- [WRITTEN REQUEST]
Copy the lines holding the word "this", all of them.
..............................
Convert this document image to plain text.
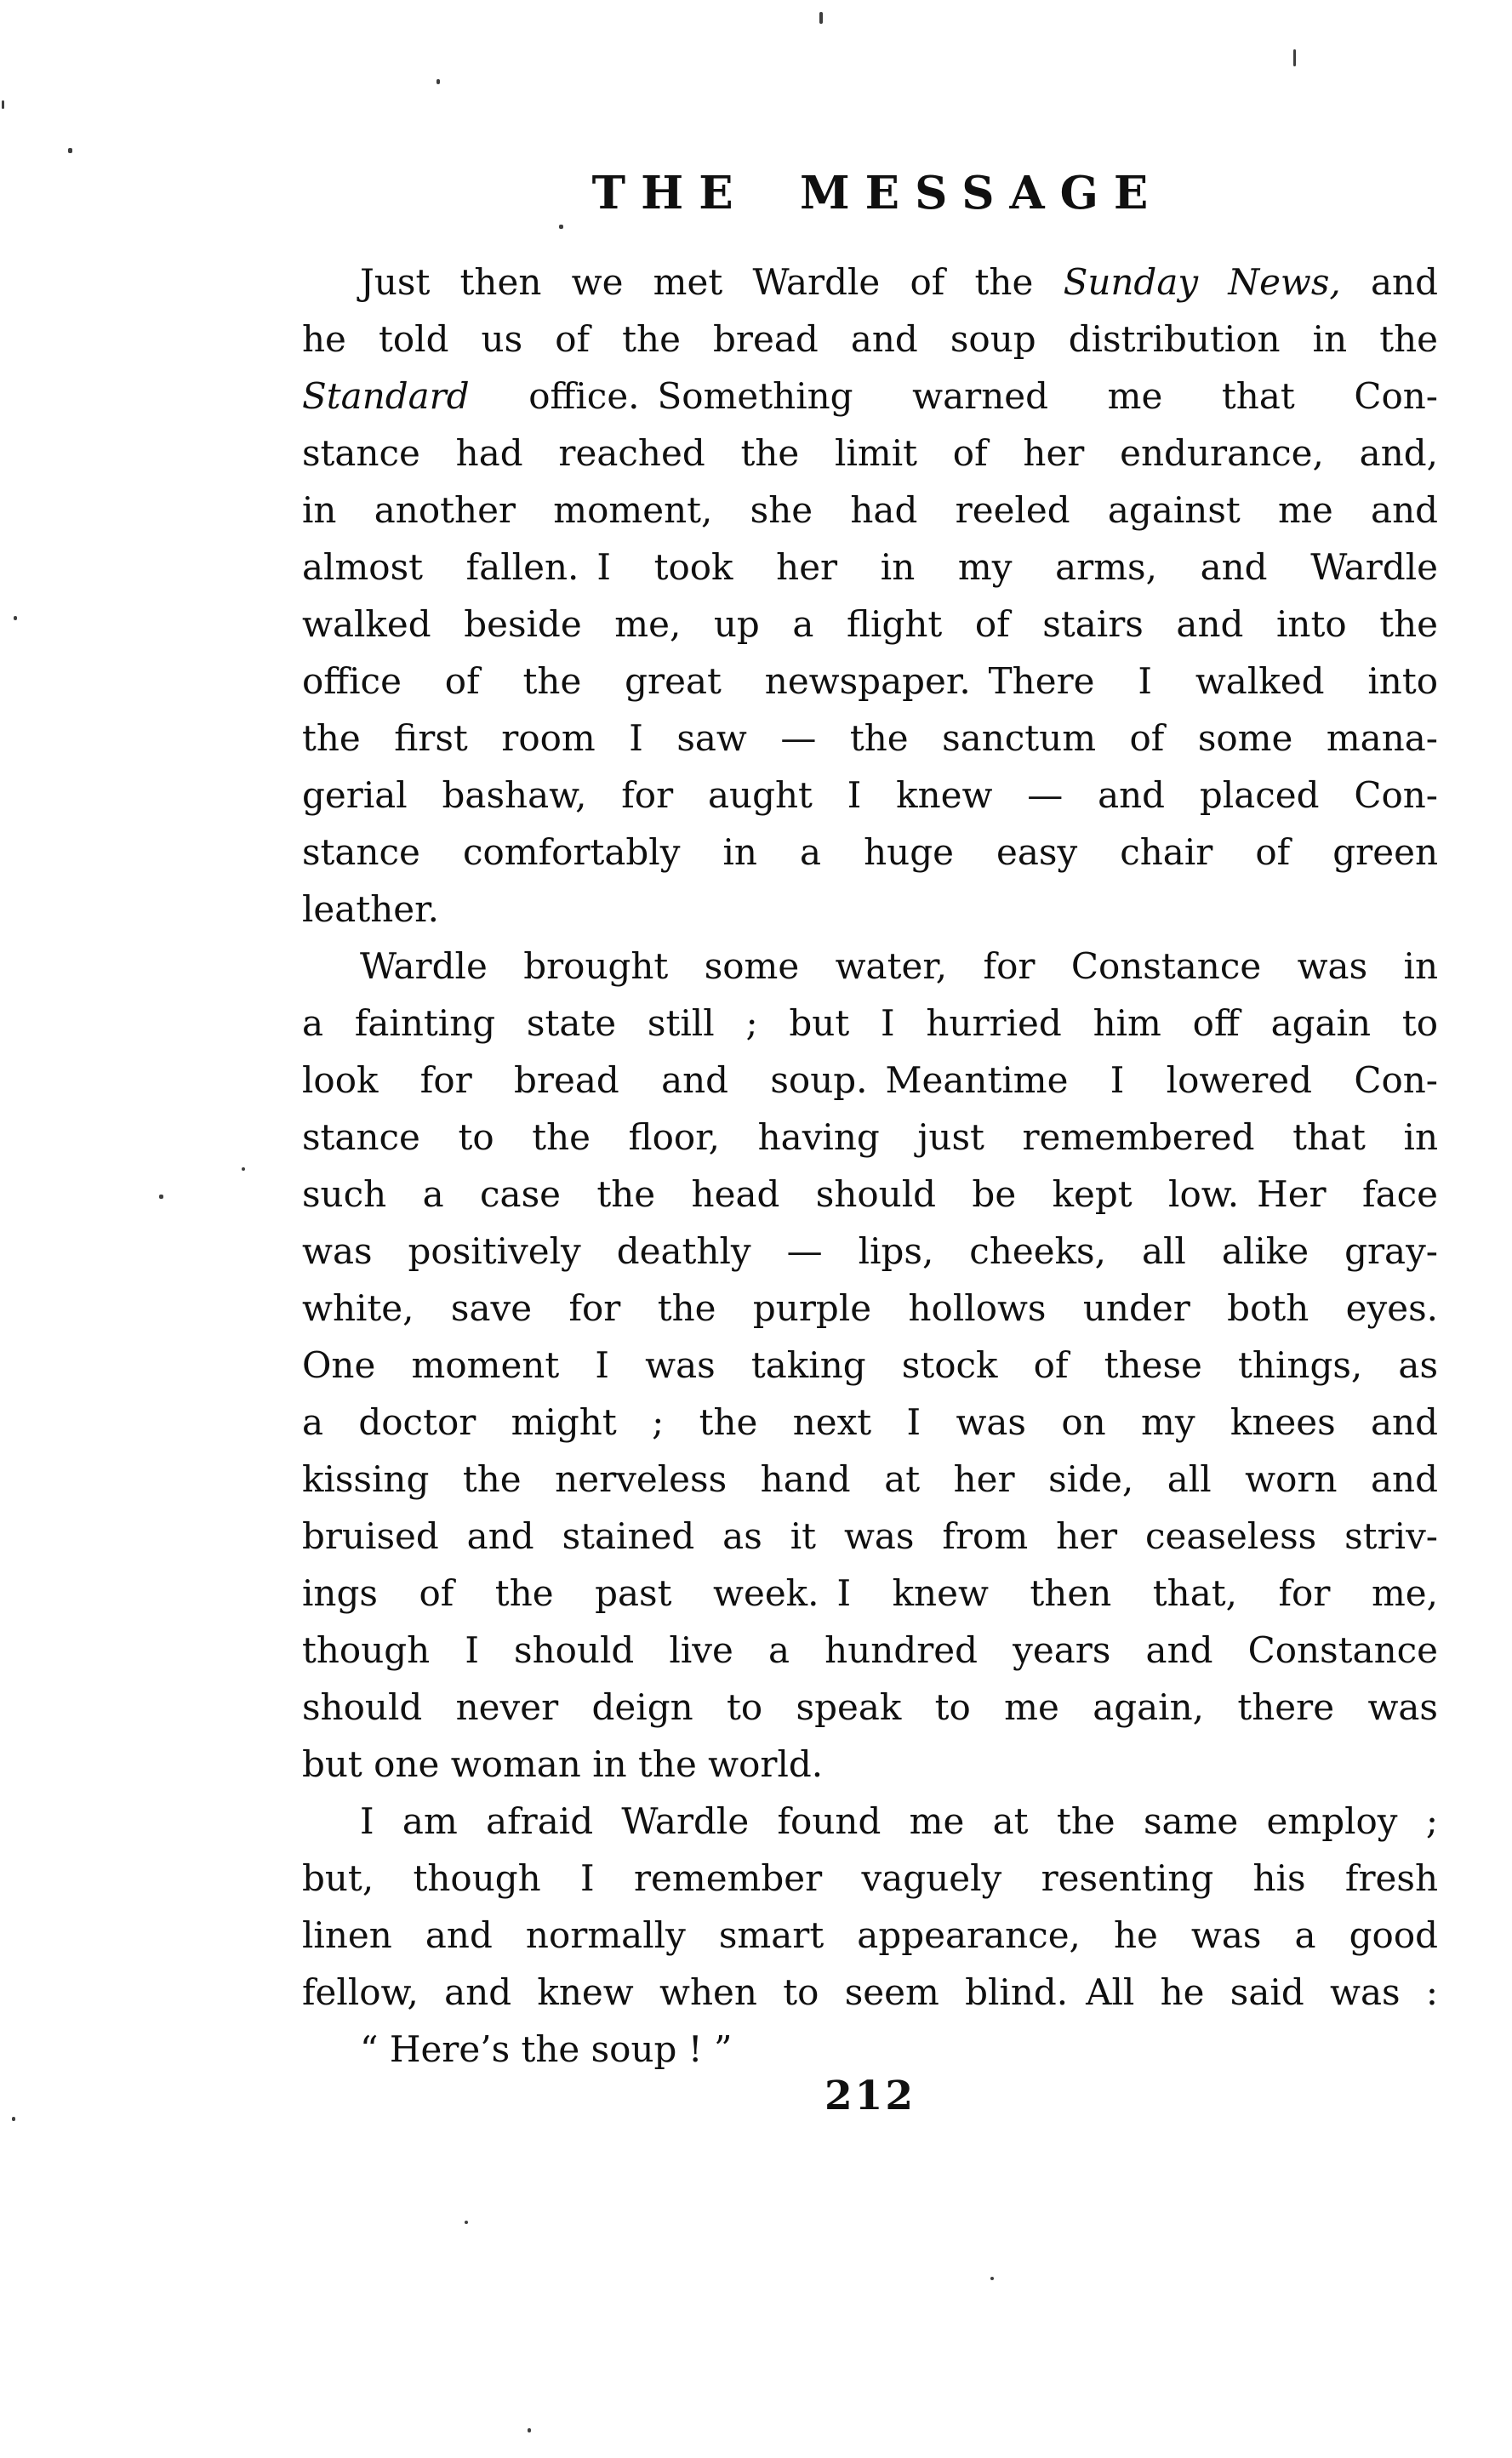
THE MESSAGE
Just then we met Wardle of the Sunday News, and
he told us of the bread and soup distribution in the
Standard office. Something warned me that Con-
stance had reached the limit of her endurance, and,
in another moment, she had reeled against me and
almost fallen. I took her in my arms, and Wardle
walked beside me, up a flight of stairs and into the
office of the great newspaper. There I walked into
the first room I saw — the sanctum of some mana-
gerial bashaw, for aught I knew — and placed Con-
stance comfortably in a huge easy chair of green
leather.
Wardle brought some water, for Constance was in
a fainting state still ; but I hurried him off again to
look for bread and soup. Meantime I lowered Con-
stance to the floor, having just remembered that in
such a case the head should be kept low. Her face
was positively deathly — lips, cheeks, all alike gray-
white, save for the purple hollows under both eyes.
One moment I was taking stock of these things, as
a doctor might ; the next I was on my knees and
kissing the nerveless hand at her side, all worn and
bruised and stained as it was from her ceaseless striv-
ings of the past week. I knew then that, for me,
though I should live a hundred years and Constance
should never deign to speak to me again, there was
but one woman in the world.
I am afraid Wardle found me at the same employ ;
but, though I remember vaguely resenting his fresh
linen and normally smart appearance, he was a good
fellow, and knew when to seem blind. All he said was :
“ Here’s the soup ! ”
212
..............................
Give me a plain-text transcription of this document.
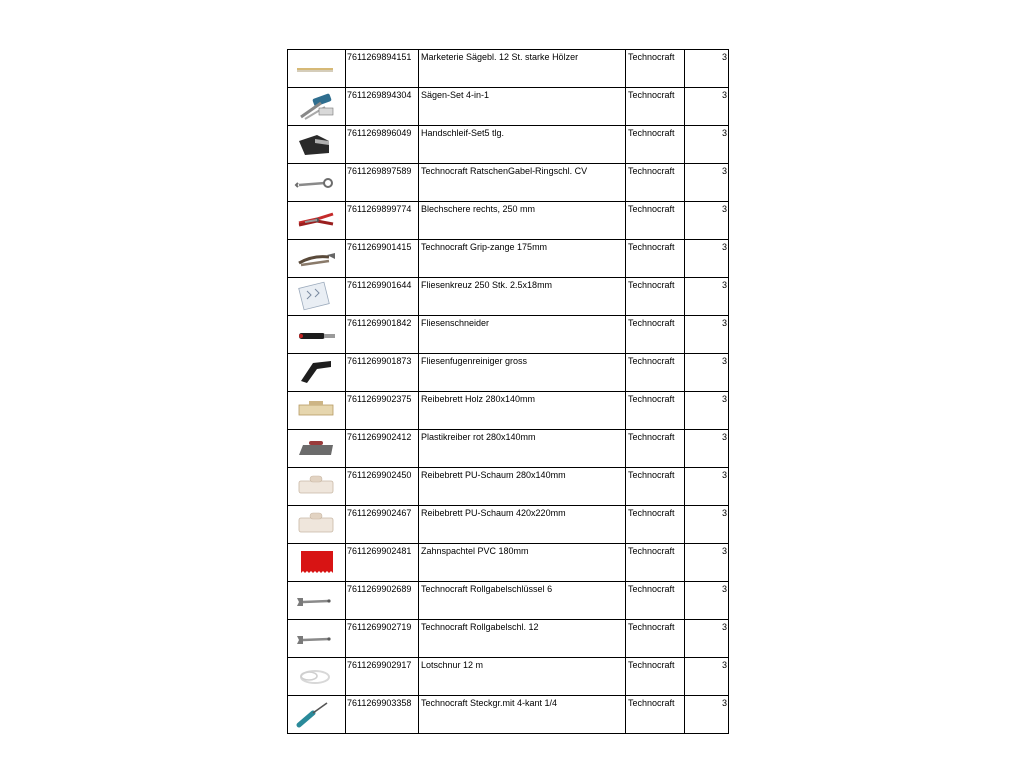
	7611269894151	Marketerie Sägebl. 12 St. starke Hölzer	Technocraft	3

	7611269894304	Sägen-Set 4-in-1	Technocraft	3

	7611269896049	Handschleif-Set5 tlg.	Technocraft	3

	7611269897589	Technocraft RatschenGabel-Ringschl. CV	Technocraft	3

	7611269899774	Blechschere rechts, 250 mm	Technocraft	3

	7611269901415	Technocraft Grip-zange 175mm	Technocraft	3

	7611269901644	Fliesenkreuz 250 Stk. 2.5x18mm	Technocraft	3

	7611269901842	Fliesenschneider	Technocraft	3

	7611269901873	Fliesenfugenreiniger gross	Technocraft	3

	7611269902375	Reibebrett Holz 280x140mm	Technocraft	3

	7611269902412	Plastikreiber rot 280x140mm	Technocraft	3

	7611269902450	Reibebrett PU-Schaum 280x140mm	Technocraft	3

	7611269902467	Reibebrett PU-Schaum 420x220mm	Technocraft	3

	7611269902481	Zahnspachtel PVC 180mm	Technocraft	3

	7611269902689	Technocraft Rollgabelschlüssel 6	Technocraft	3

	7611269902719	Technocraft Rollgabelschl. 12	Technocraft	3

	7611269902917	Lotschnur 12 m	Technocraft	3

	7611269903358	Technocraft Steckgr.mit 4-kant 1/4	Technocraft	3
..............................
- [FINAL RESULT]
Convert this document image to plain text.
Give me a plain-text transcription of this document.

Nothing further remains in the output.